==== SUPPLIED DATA

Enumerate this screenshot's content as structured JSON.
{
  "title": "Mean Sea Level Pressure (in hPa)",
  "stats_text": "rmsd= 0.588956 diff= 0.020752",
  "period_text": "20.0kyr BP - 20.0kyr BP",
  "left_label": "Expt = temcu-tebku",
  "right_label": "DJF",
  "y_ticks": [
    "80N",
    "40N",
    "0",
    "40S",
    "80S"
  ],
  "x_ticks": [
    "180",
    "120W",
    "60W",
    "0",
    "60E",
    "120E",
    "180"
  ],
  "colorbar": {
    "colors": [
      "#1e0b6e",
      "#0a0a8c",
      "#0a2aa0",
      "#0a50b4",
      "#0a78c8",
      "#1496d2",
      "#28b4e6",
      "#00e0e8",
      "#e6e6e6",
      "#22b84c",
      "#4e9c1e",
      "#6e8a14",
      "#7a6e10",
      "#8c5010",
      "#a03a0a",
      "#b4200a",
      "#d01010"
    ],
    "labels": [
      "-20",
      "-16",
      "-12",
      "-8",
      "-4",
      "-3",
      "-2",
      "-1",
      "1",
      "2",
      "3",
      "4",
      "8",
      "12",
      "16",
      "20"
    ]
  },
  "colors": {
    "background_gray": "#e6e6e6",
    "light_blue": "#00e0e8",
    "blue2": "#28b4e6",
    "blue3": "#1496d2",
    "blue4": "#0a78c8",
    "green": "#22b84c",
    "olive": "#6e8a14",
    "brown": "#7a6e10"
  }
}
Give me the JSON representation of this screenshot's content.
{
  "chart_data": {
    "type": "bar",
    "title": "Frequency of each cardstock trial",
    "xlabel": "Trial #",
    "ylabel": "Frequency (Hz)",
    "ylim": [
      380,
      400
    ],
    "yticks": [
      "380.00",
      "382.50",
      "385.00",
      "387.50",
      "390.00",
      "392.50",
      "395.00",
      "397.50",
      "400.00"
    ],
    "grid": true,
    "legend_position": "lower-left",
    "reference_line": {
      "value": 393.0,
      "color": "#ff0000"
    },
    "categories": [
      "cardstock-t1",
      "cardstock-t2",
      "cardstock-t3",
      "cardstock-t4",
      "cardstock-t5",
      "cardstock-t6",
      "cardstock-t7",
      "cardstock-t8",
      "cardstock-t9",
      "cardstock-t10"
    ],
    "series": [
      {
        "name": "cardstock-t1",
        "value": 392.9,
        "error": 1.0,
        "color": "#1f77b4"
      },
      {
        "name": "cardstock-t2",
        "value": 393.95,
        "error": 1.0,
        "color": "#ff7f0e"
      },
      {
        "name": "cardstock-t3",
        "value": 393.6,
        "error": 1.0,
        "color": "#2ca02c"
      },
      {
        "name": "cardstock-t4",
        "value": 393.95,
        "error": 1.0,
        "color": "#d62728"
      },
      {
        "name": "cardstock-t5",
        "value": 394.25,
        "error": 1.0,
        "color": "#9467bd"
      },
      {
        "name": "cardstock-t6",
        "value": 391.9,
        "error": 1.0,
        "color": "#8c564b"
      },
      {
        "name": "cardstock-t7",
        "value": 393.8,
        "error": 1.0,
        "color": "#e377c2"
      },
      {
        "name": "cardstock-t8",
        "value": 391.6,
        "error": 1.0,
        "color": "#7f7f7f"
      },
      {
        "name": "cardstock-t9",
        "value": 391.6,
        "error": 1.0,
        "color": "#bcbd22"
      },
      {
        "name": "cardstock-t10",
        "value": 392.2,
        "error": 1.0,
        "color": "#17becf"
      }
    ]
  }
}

========

● **PROBLEM TO SOLVE**: Every line of the data above should be copied exactly.

● **SOLUTION FOR THIS PROBLEM**:
Enumerate this screenshot's content as structured JSON.
{
  "title": "Mean Sea Level Pressure (in hPa)",
  "stats_text": "rmsd= 0.588956 diff= 0.020752",
  "period_text": "20.0kyr BP - 20.0kyr BP",
  "left_label": "Expt = temcu-tebku",
  "right_label": "DJF",
  "y_ticks": [
    "80N",
    "40N",
    "0",
    "40S",
    "80S"
  ],
  "x_ticks": [
    "180",
    "120W",
    "60W",
    "0",
    "60E",
    "120E",
    "180"
  ],
  "colorbar": {
    "colors": [
      "#1e0b6e",
      "#0a0a8c",
      "#0a2aa0",
      "#0a50b4",
      "#0a78c8",
      "#1496d2",
      "#28b4e6",
      "#00e0e8",
      "#e6e6e6",
      "#22b84c",
      "#4e9c1e",
      "#6e8a14",
      "#7a6e10",
      "#8c5010",
      "#a03a0a",
      "#b4200a",
      "#d01010"
    ],
    "labels": [
      "-20",
      "-16",
      "-12",
      "-8",
      "-4",
      "-3",
      "-2",
      "-1",
      "1",
      "2",
      "3",
      "4",
      "8",
      "12",
      "16",
      "20"
    ]
  },
  "colors": {
    "background_gray": "#e6e6e6",
    "light_blue": "#00e0e8",
    "blue2": "#28b4e6",
    "blue3": "#1496d2",
    "blue4": "#0a78c8",
    "green": "#22b84c",
    "olive": "#6e8a14",
    "brown": "#7a6e10"
  }
}
Give me the JSON representation of this screenshot's content.
{
  "chart_data": {
    "type": "bar",
    "title": "Frequency of each cardstock trial",
    "xlabel": "Trial #",
    "ylabel": "Frequency (Hz)",
    "ylim": [
      380,
      400
    ],
    "yticks": [
      "380.00",
      "382.50",
      "385.00",
      "387.50",
      "390.00",
      "392.50",
      "395.00",
      "397.50",
      "400.00"
    ],
    "grid": true,
    "legend_position": "lower-left",
    "reference_line": {
      "value": 393.0,
      "color": "#ff0000"
    },
    "categories": [
      "cardstock-t1",
      "cardstock-t2",
      "cardstock-t3",
      "cardstock-t4",
      "cardstock-t5",
      "cardstock-t6",
      "cardstock-t7",
      "cardstock-t8",
      "cardstock-t9",
      "cardstock-t10"
    ],
    "series": [
      {
        "name": "cardstock-t1",
        "value": 392.9,
        "error": 1.0,
        "color": "#1f77b4"
      },
      {
        "name": "cardstock-t2",
        "value": 393.95,
        "error": 1.0,
        "color": "#ff7f0e"
      },
      {
        "name": "cardstock-t3",
        "value": 393.6,
        "error": 1.0,
        "color": "#2ca02c"
      },
      {
        "name": "cardstock-t4",
        "value": 393.95,
        "error": 1.0,
        "color": "#d62728"
      },
      {
        "name": "cardstock-t5",
        "value": 394.25,
        "error": 1.0,
        "color": "#9467bd"
      },
      {
        "name": "cardstock-t6",
        "value": 391.9,
        "error": 1.0,
        "color": "#8c564b"
      },
      {
        "name": "cardstock-t7",
        "value": 393.8,
        "error": 1.0,
        "color": "#e377c2"
      },
      {
        "name": "cardstock-t8",
        "value": 391.6,
        "error": 1.0,
        "color": "#7f7f7f"
      },
      {
        "name": "cardstock-t9",
        "value": 391.6,
        "error": 1.0,
        "color": "#bcbd22"
      },
      {
        "name": "cardstock-t10",
        "value": 392.2,
        "error": 1.0,
        "color": "#17becf"
      }
    ]
  }
}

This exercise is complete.